■ TEXTE

- - - - -

Ce nouvel incident a cependant l’intérêt d’illustrer plusieurs travers de notre système, surtout sa grande difficulté à générer et à valoriser l’innovation.

Encore une fois, c’est un cas où la grosse machine étatique déploie beaucoup plus d’énergie à préserver le système plutôt qu’à s’occuper du bien-être des patients. Bonjour-santé gère un système de réservation auquel adhèrent 295 cliniques. Sur son site, on peut, gratuitement, prendre un rendez-vous dans sa propre clinique, ou on peut, pour 17,25 $ plus taxes, obtenir un rendez-vous le jour même ou le lendemain dans une autre clinique.

Un autre service, le chronoscope, qui permet de réduire le temps d’attente des clients sans rendez-vous, suscite plus de méfiance, parce qu’il est perçu comme un coupe-file. Mais j’ai l’impression que c’est parce qu’on comprend mal son algorithme.

Ces services jouent un rôle utile. Ils permettent un meilleur accès, ils améliorent la gestion des rendez-vous des cliniques en bouchant les trous, et surtout, ils aident les citoyens pour ce qui est devenu un bien précieux – et dont le système de santé ne tient jamais compte –, le temps.

Il est vrai que le ministre Barrette a annoncé la mise en place pour l’automne d’un service public gratuit de prise de rendez-vous qui comblerait ces mêmes besoins. Mais il y a tout à parier, connaissant les relations tumultueuses du monde de la santé avec l’informatique, que ça n’arrivera pas si vite, qu’il y aura des ratés, des délais, des dépassements de coûts.

On notera aussi le caractère suspect de l’intérêt soudain de la RAMQ pour Bonjour-santé.

Le service existe depuis 2012, mais ce n’est qu’à l’hiver 2017 que l’organisme s’est penché sur ce cas, justement au moment où, comme par hasard, on apprenait que Québec s’apprêtait à lancer son propre système. Difficile de ne pas y voir une façon pour le gouvernement d’arriver avec ses gros sabots pour tasser un concurrent encombrant dans une sorte de « bullying » bureaucratique.

Et derrière, comme d’habitude, des avocats et des analyses juridiques, puisque le système de santé est régi par une loi plutôt que par des principes et des valeurs. La RAMQ se demande donc si ces services de rendez-vous sont légaux. Il ne s’agit pas de frais accessoires, maintenant interdits – ce n’est pas facturé par le médecin, ce n’est pas obligatoire. Mais comme la visite chez le médecin doit être gratuite, on peut dire, comme la Régie, que ces frais de 17,25 $ peuvent être vus comme un paiement contrevenant au principe de gratuité.

- - - - -

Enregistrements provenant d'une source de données
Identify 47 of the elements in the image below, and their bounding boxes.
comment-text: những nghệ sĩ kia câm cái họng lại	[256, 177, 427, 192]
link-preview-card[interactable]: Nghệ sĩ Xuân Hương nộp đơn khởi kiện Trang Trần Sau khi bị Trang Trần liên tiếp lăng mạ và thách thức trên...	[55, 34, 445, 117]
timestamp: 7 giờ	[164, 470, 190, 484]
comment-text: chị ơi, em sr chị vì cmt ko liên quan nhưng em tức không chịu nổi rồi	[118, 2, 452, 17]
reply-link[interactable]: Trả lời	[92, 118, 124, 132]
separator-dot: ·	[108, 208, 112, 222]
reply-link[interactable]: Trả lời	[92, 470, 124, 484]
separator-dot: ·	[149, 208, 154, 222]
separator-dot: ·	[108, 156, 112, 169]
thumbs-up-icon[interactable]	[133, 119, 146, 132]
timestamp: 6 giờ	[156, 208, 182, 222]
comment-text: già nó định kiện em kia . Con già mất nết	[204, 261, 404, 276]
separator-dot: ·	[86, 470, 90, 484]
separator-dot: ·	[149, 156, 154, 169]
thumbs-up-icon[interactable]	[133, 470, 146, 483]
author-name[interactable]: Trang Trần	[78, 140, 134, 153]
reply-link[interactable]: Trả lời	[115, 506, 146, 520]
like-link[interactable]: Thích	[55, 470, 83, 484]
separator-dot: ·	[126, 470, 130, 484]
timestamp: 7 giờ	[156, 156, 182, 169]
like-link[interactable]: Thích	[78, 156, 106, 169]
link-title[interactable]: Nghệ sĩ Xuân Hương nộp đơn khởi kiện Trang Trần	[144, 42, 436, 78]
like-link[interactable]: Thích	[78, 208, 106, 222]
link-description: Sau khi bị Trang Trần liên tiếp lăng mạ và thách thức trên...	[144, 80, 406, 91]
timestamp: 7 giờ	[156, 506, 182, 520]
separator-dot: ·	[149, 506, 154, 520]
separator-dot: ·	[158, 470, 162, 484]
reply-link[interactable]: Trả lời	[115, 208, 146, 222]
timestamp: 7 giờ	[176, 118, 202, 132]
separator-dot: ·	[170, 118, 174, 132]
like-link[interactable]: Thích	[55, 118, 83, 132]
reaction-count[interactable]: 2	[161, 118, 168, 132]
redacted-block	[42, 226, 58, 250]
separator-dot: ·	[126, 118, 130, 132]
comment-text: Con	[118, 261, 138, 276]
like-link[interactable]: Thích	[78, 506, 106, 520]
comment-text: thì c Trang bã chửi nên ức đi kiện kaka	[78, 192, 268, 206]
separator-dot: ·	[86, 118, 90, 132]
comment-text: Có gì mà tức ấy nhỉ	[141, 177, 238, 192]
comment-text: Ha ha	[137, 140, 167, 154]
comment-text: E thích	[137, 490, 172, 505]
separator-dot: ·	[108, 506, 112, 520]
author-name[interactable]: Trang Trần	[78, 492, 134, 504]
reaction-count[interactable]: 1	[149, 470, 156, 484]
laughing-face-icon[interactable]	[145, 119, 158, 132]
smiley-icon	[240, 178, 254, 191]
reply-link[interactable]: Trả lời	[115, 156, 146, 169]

- - - - -

Transcrivez à l'identique le passage du texte sur Bonjour-santé qui commence par « Ces services jouent » et se poursuit jusqu'à « dépassements de coûts. ».

Ces services jouent un rôle utile. Ils permettent un meilleur accès, ils améliorent la gestion des rendez-vous des cliniques en bouchant les trous, et surtout, ils aident les citoyens pour ce qui est devenu un bien précieux – et dont le système de santé ne tient jamais compte –, le temps.

Il est vrai que le ministre Barrette a annoncé la mise en place pour l’automne d’un service public gratuit de prise de rendez-vous qui comblerait ces mêmes besoins. Mais il y a tout à parier, connaissant les relations tumultueuses du monde de la santé avec l’informatique, que ça n’arrivera pas si vite, qu’il y aura des ratés, des délais, des dépassements de coûts.